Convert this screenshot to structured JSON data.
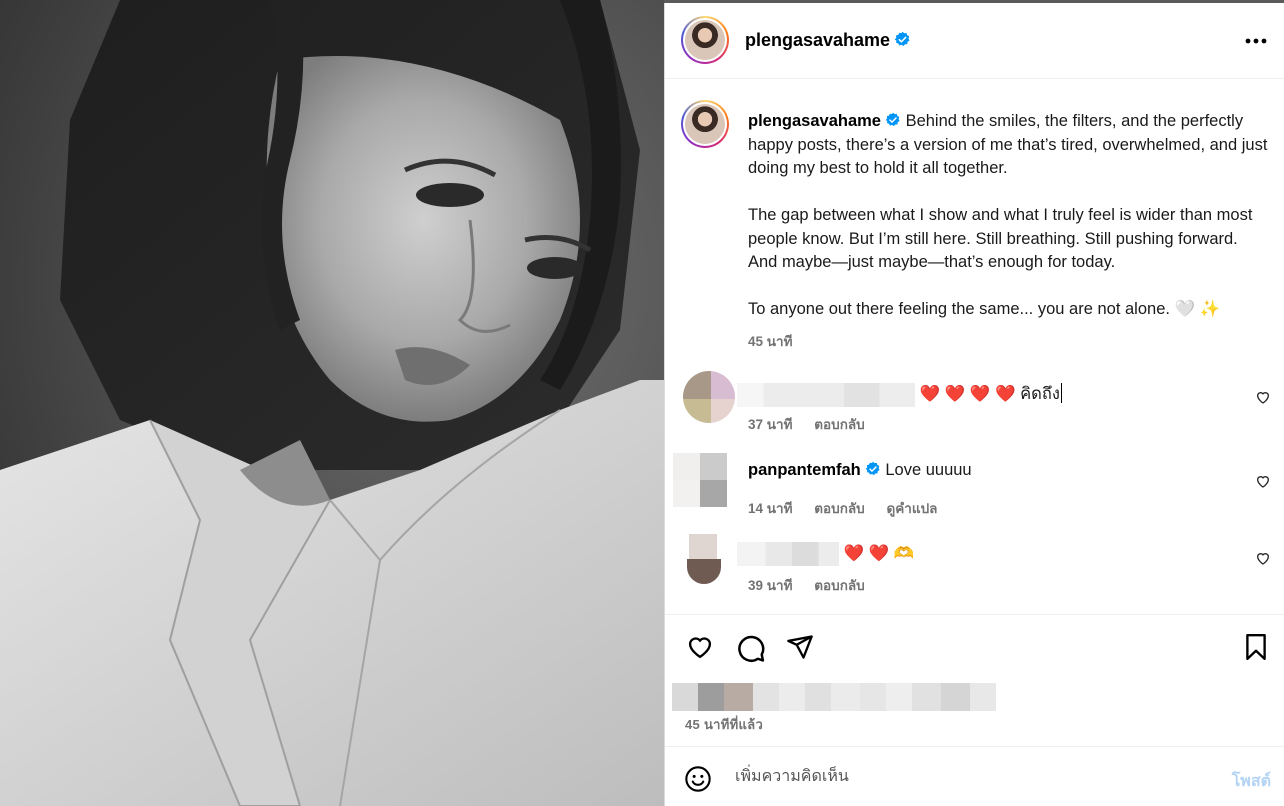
{
  "post": {
    "username": "plengasavahame",
    "more_icon": "more-horizontal-icon",
    "caption": [
      "Behind the smiles, the filters, and the perfectly happy posts, there’s a version of me that’s tired, overwhelmed, and just doing my best to hold it all together.",
      "The gap between what I show and what I truly feel is wider than most people know. But I’m still here. Still breathing. Still pushing forward. And maybe—just maybe—that’s enough for today.",
      "To anyone out there feeling the same... you are not alone. 🤍 ✨"
    ],
    "caption_time": "45 นาที"
  },
  "comments": [
    {
      "username": "",
      "text": "❤️ ❤️ ❤️ ❤️ คิดถึง",
      "time": "37 นาที",
      "reply": "ตอบกลับ",
      "translate": ""
    },
    {
      "username": "panpantemfah",
      "text": "Love uuuuu",
      "time": "14 นาที",
      "reply": "ตอบกลับ",
      "translate": "ดูคำแปล"
    },
    {
      "username": "",
      "text": "❤️ ❤️ 🫶",
      "time": "39 นาที",
      "reply": "ตอบกลับ",
      "translate": ""
    }
  ],
  "actions": {
    "like_icon": "heart-icon",
    "comment_icon": "comment-icon",
    "share_icon": "send-icon",
    "save_icon": "bookmark-icon",
    "post_time": "45 นาทีที่แล้ว"
  },
  "composer": {
    "placeholder": "เพิ่มความคิดเห็น",
    "post_label": "โพสต์"
  },
  "colors": {
    "verified": "#0095f6",
    "meta_text": "#737373",
    "post_button_disabled": "#b3d4f5"
  }
}
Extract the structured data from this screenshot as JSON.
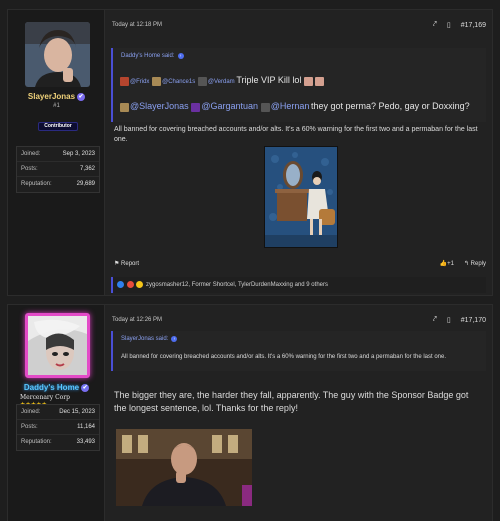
{
  "posts": [
    {
      "user": {
        "name": "SlayerJonas",
        "rank": "#1",
        "badge": "Contributor",
        "stats": [
          {
            "k": "Joined:",
            "v": "Sep 3, 2023"
          },
          {
            "k": "Posts:",
            "v": "7,362"
          },
          {
            "k": "Reputation:",
            "v": "29,689"
          }
        ]
      },
      "timestamp": "Today at 12:18 PM",
      "post_number": "#17,169",
      "quote": {
        "author": "Daddy's Home said:",
        "line1_mentions": [
          "@Fridx",
          "@Chance1s",
          "@Verdam"
        ],
        "line1_text": "Triple VIP Kill lol",
        "line2_mentions": [
          "@SlayerJonas",
          "@Gargantuan",
          "@Hernan"
        ],
        "line2_text": "they got perma? Pedo, gay or Doxxing?"
      },
      "body": "All banned for covering breached accounts and/or alts. It's a 60% warning for the first two and a permaban for the last one.",
      "actions": {
        "report": "Report",
        "like": "+1",
        "reply": "Reply"
      },
      "reactions": "zygosmasher12, Former Shortcel, TylerDurdenMaxxing and 9 others"
    },
    {
      "user": {
        "name": "Daddy's Home",
        "title": "Mercenary Corp",
        "stars": "★★★★★",
        "stats": [
          {
            "k": "Joined:",
            "v": "Dec 15, 2023"
          },
          {
            "k": "Posts:",
            "v": "11,164"
          },
          {
            "k": "Reputation:",
            "v": "33,493"
          }
        ]
      },
      "timestamp": "Today at 12:26 PM",
      "post_number": "#17,170",
      "quote": {
        "author": "SlayerJonas said:",
        "text": "All banned for covering breached accounts and/or alts. It's a 60% warning for the first two and a permaban for the last one."
      },
      "body": "The bigger they are, the harder they fall, apparently. The guy with the Sponsor Badge got the longest sentence, lol. Thanks for the reply!"
    }
  ],
  "icons": {
    "share": "share-icon",
    "bookmark": "bookmark-icon",
    "verified": "verified-icon"
  }
}
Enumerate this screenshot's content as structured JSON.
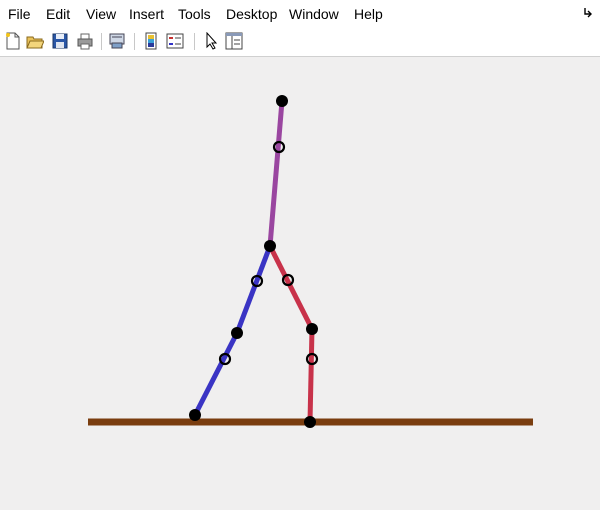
{
  "menubar": {
    "items": [
      "File",
      "Edit",
      "View",
      "Insert",
      "Tools",
      "Desktop",
      "Window",
      "Help"
    ]
  },
  "toolbar": {
    "buttons": [
      "new-figure-icon",
      "open-file-icon",
      "save-icon",
      "print-icon",
      "print-preview-icon",
      "colorbar-icon",
      "legend-icon",
      "pointer-icon",
      "property-editor-icon"
    ]
  },
  "figure": {
    "background": "#f0efef",
    "ground_color": "#7a3d0f",
    "torso_color": "#9a46a0",
    "left_leg_color": "#3a34c4",
    "right_leg_color": "#c8324a",
    "joint_color": "#000000"
  }
}
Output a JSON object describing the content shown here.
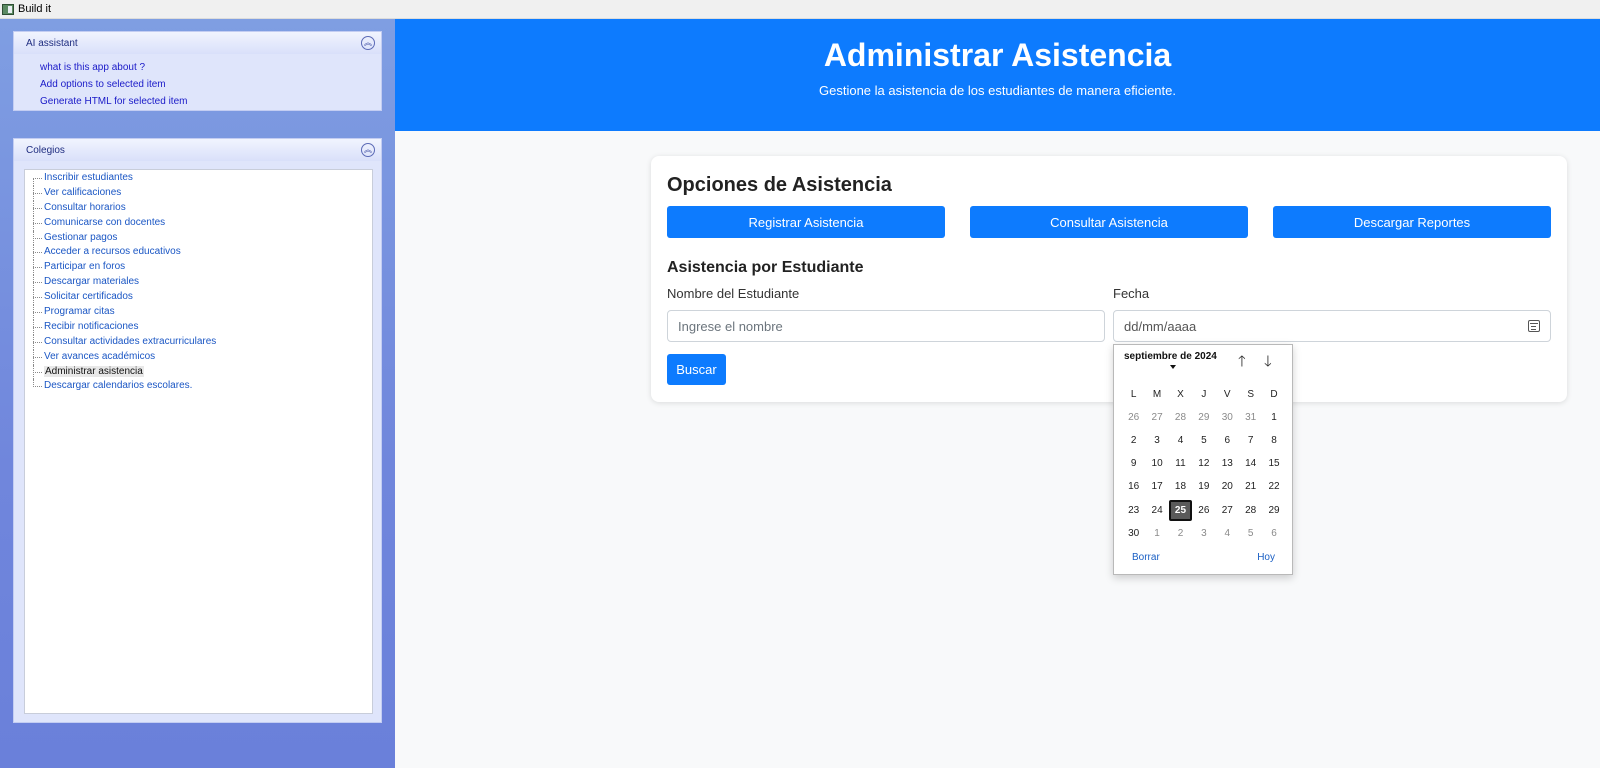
{
  "window": {
    "title": "Build it"
  },
  "ai_assistant": {
    "title": "AI assistant",
    "links": [
      "what is this app about ?",
      "Add options to selected item",
      "Generate HTML for selected item"
    ]
  },
  "colegios": {
    "title": "Colegios",
    "items": [
      "Inscribir estudiantes",
      "Ver calificaciones",
      "Consultar horarios",
      "Comunicarse con docentes",
      "Gestionar pagos",
      "Acceder a recursos educativos",
      "Participar en foros",
      "Descargar materiales",
      "Solicitar certificados",
      "Programar citas",
      "Recibir notificaciones",
      "Consultar actividades extracurriculares",
      "Ver avances académicos",
      "Administrar asistencia",
      "Descargar calendarios escolares."
    ],
    "selected": "Administrar asistencia"
  },
  "header": {
    "title": "Administrar Asistencia",
    "subtitle": "Gestione la asistencia de los estudiantes de manera eficiente."
  },
  "card": {
    "title": "Opciones de Asistencia",
    "buttons": {
      "register": "Registrar Asistencia",
      "consult": "Consultar Asistencia",
      "download": "Descargar Reportes"
    },
    "section_title": "Asistencia por Estudiante",
    "name_label": "Nombre del Estudiante",
    "name_placeholder": "Ingrese el nombre",
    "date_label": "Fecha",
    "date_placeholder": "dd/mm/aaaa",
    "search_button": "Buscar"
  },
  "calendar": {
    "month_label": "septiembre de 2024",
    "weekdays": [
      "L",
      "M",
      "X",
      "J",
      "V",
      "S",
      "D"
    ],
    "weeks": [
      [
        "26",
        "27",
        "28",
        "29",
        "30",
        "31",
        "1"
      ],
      [
        "2",
        "3",
        "4",
        "5",
        "6",
        "7",
        "8"
      ],
      [
        "9",
        "10",
        "11",
        "12",
        "13",
        "14",
        "15"
      ],
      [
        "16",
        "17",
        "18",
        "19",
        "20",
        "21",
        "22"
      ],
      [
        "23",
        "24",
        "25",
        "26",
        "27",
        "28",
        "29"
      ],
      [
        "30",
        "1",
        "2",
        "3",
        "4",
        "5",
        "6"
      ]
    ],
    "selected_day": "25",
    "clear_label": "Borrar",
    "today_label": "Hoy"
  },
  "colors": {
    "primary": "#0d7bfe",
    "panel_gradient_top": "#7f9ee2",
    "panel_gradient_bottom": "#6a80da"
  },
  "icons": {
    "collapse": "chevron-double-up-icon",
    "calendar": "calendar-icon",
    "month_prev": "arrow-up-icon",
    "month_next": "arrow-down-icon"
  }
}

* **WRITTEN REQUEST**:
Without including any pictures, reproduce the listing exactly.

* **TASK RESULT**:
Convert this screenshot to structured JSON data.
{
  "post": {
    "username": "plengasavahame",
    "more_icon": "more-horizontal-icon",
    "caption": [
      "Behind the smiles, the filters, and the perfectly happy posts, there’s a version of me that’s tired, overwhelmed, and just doing my best to hold it all together.",
      "The gap between what I show and what I truly feel is wider than most people know. But I’m still here. Still breathing. Still pushing forward. And maybe—just maybe—that’s enough for today.",
      "To anyone out there feeling the same... you are not alone. 🤍 ✨"
    ],
    "caption_time": "45 นาที"
  },
  "comments": [
    {
      "username": "",
      "text": "❤️ ❤️ ❤️ ❤️ คิดถึง",
      "time": "37 นาที",
      "reply": "ตอบกลับ",
      "translate": ""
    },
    {
      "username": "panpantemfah",
      "text": "Love uuuuu",
      "time": "14 นาที",
      "reply": "ตอบกลับ",
      "translate": "ดูคำแปล"
    },
    {
      "username": "",
      "text": "❤️ ❤️ 🫶",
      "time": "39 นาที",
      "reply": "ตอบกลับ",
      "translate": ""
    }
  ],
  "actions": {
    "like_icon": "heart-icon",
    "comment_icon": "comment-icon",
    "share_icon": "send-icon",
    "save_icon": "bookmark-icon",
    "post_time": "45 นาทีที่แล้ว"
  },
  "composer": {
    "placeholder": "เพิ่มความคิดเห็น",
    "post_label": "โพสต์"
  },
  "colors": {
    "verified": "#0095f6",
    "meta_text": "#737373",
    "post_button_disabled": "#b3d4f5"
  }
}
Extract the structured data from this screenshot as JSON.
{
  "posts": [
    {
      "user": {
        "name": "SlayerJonas",
        "rank": "#1",
        "badge": "Contributor",
        "stats": [
          {
            "k": "Joined:",
            "v": "Sep 3, 2023"
          },
          {
            "k": "Posts:",
            "v": "7,362"
          },
          {
            "k": "Reputation:",
            "v": "29,689"
          }
        ]
      },
      "timestamp": "Today at 12:18 PM",
      "post_number": "#17,169",
      "quote": {
        "author": "Daddy's Home said:",
        "line1_mentions": [
          "@Fridx",
          "@Chance1s",
          "@Verdam"
        ],
        "line1_text": "Triple VIP Kill lol",
        "line2_mentions": [
          "@SlayerJonas",
          "@Gargantuan",
          "@Hernan"
        ],
        "line2_text": "they got perma? Pedo, gay or Doxxing?"
      },
      "body": "All banned for covering breached accounts and/or alts. It's a 60% warning for the first two and a permaban for the last one.",
      "actions": {
        "report": "Report",
        "like": "+1",
        "reply": "Reply"
      },
      "reactions": "zygosmasher12, Former Shortcel, TylerDurdenMaxxing and 9 others"
    },
    {
      "user": {
        "name": "Daddy's Home",
        "title": "Mercenary Corp",
        "stars": "★★★★★",
        "stats": [
          {
            "k": "Joined:",
            "v": "Dec 15, 2023"
          },
          {
            "k": "Posts:",
            "v": "11,164"
          },
          {
            "k": "Reputation:",
            "v": "33,493"
          }
        ]
      },
      "timestamp": "Today at 12:26 PM",
      "post_number": "#17,170",
      "quote": {
        "author": "SlayerJonas said:",
        "text": "All banned for covering breached accounts and/or alts. It's a 60% warning for the first two and a permaban for the last one."
      },
      "body": "The bigger they are, the harder they fall, apparently. The guy with the Sponsor Badge got the longest sentence, lol. Thanks for the reply!"
    }
  ],
  "icons": {
    "share": "share-icon",
    "bookmark": "bookmark-icon",
    "verified": "verified-icon"
  }
}
Enumerate this screenshot's content as structured JSON.
{
  "menubar": {
    "items": [
      "File",
      "Edit",
      "View",
      "Insert",
      "Tools",
      "Desktop",
      "Window",
      "Help"
    ]
  },
  "toolbar": {
    "buttons": [
      "new-figure-icon",
      "open-file-icon",
      "save-icon",
      "print-icon",
      "print-preview-icon",
      "colorbar-icon",
      "legend-icon",
      "pointer-icon",
      "property-editor-icon"
    ]
  },
  "figure": {
    "background": "#f0efef",
    "ground_color": "#7a3d0f",
    "torso_color": "#9a46a0",
    "left_leg_color": "#3a34c4",
    "right_leg_color": "#c8324a",
    "joint_color": "#000000"
  }
}
Output a JSON object describing the content shown here.
{
  "window": {
    "title": "Build it"
  },
  "ai_assistant": {
    "title": "AI assistant",
    "links": [
      "what is this app about ?",
      "Add options to selected item",
      "Generate HTML for selected item"
    ]
  },
  "colegios": {
    "title": "Colegios",
    "items": [
      "Inscribir estudiantes",
      "Ver calificaciones",
      "Consultar horarios",
      "Comunicarse con docentes",
      "Gestionar pagos",
      "Acceder a recursos educativos",
      "Participar en foros",
      "Descargar materiales",
      "Solicitar certificados",
      "Programar citas",
      "Recibir notificaciones",
      "Consultar actividades extracurriculares",
      "Ver avances académicos",
      "Administrar asistencia",
      "Descargar calendarios escolares."
    ],
    "selected": "Administrar asistencia"
  },
  "header": {
    "title": "Administrar Asistencia",
    "subtitle": "Gestione la asistencia de los estudiantes de manera eficiente."
  },
  "card": {
    "title": "Opciones de Asistencia",
    "buttons": {
      "register": "Registrar Asistencia",
      "consult": "Consultar Asistencia",
      "download": "Descargar Reportes"
    },
    "section_title": "Asistencia por Estudiante",
    "name_label": "Nombre del Estudiante",
    "name_placeholder": "Ingrese el nombre",
    "date_label": "Fecha",
    "date_placeholder": "dd/mm/aaaa",
    "search_button": "Buscar"
  },
  "calendar": {
    "month_label": "septiembre de 2024",
    "weekdays": [
      "L",
      "M",
      "X",
      "J",
      "V",
      "S",
      "D"
    ],
    "weeks": [
      [
        "26",
        "27",
        "28",
        "29",
        "30",
        "31",
        "1"
      ],
      [
        "2",
        "3",
        "4",
        "5",
        "6",
        "7",
        "8"
      ],
      [
        "9",
        "10",
        "11",
        "12",
        "13",
        "14",
        "15"
      ],
      [
        "16",
        "17",
        "18",
        "19",
        "20",
        "21",
        "22"
      ],
      [
        "23",
        "24",
        "25",
        "26",
        "27",
        "28",
        "29"
      ],
      [
        "30",
        "1",
        "2",
        "3",
        "4",
        "5",
        "6"
      ]
    ],
    "selected_day": "25",
    "clear_label": "Borrar",
    "today_label": "Hoy"
  },
  "colors": {
    "primary": "#0d7bfe",
    "panel_gradient_top": "#7f9ee2",
    "panel_gradient_bottom": "#6a80da"
  },
  "icons": {
    "collapse": "chevron-double-up-icon",
    "calendar": "calendar-icon",
    "month_prev": "arrow-up-icon",
    "month_next": "arrow-down-icon"
  }
}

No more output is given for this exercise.